• **Exercise**: Copy each line with the word "title" in it.

— Begin —

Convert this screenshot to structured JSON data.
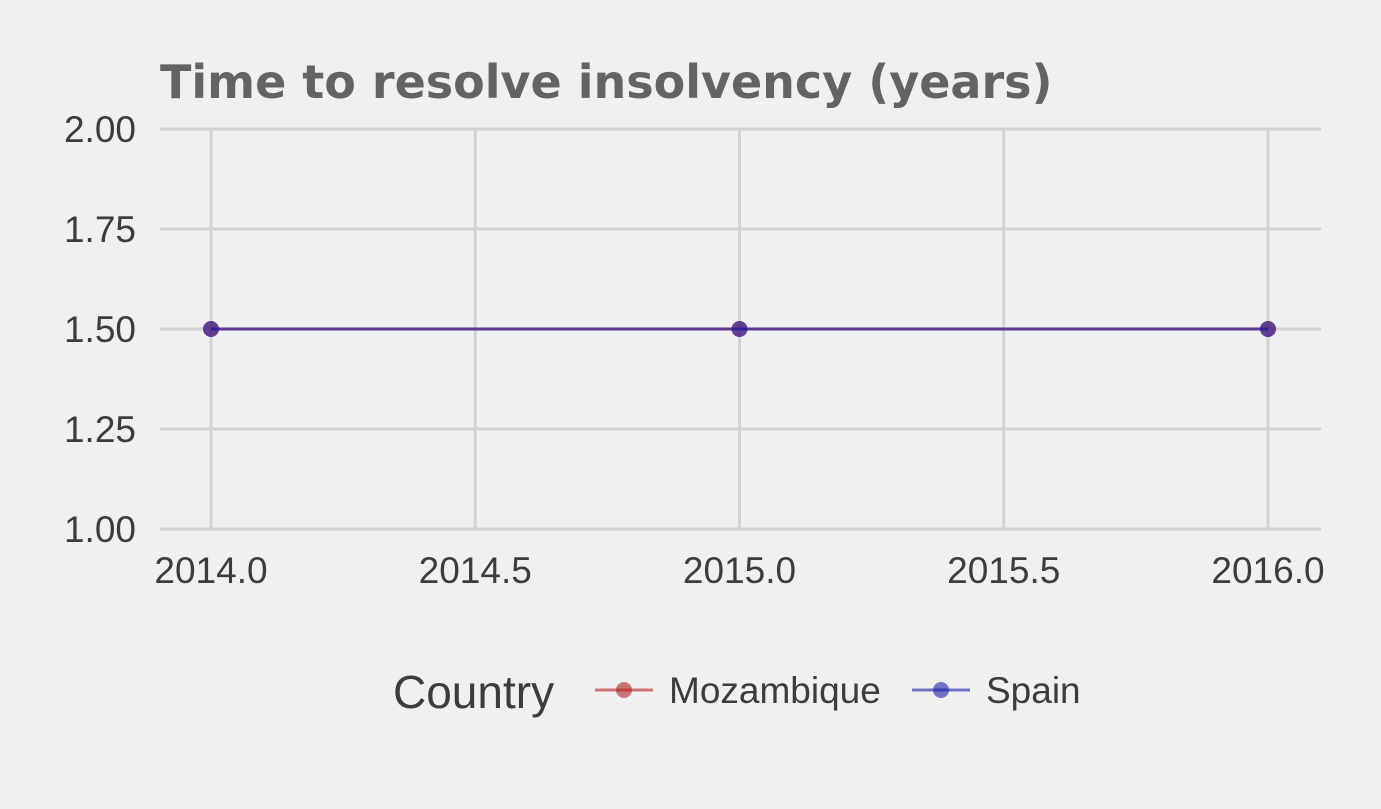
{
  "chart_data": {
    "type": "line",
    "title": "Time to resolve insolvency (years)",
    "xlabel": "",
    "ylabel": "",
    "xlim": [
      2014.0,
      2016.0
    ],
    "ylim": [
      1.0,
      2.0
    ],
    "x_ticks": [
      2014.0,
      2014.5,
      2015.0,
      2015.5,
      2016.0
    ],
    "x_tick_labels": [
      "2014.0",
      "2014.5",
      "2015.0",
      "2015.5",
      "2016.0"
    ],
    "y_ticks": [
      1.0,
      1.25,
      1.5,
      1.75,
      2.0
    ],
    "y_tick_labels": [
      "1.00",
      "1.25",
      "1.50",
      "1.75",
      "2.00"
    ],
    "grid": true,
    "legend": {
      "title": "Country",
      "position": "bottom"
    },
    "series": [
      {
        "name": "Mozambique",
        "color": "#b22222",
        "x": [
          2014,
          2015,
          2016
        ],
        "values": [
          1.5,
          1.5,
          1.5
        ]
      },
      {
        "name": "Spain",
        "color": "#1c1ca8",
        "x": [
          2014,
          2015,
          2016
        ],
        "values": [
          1.5,
          1.5,
          1.5
        ]
      }
    ]
  }
}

— End —

• **Answer to this task**:
    "title": "Time to resolve insolvency (years)",
      "title": "Country",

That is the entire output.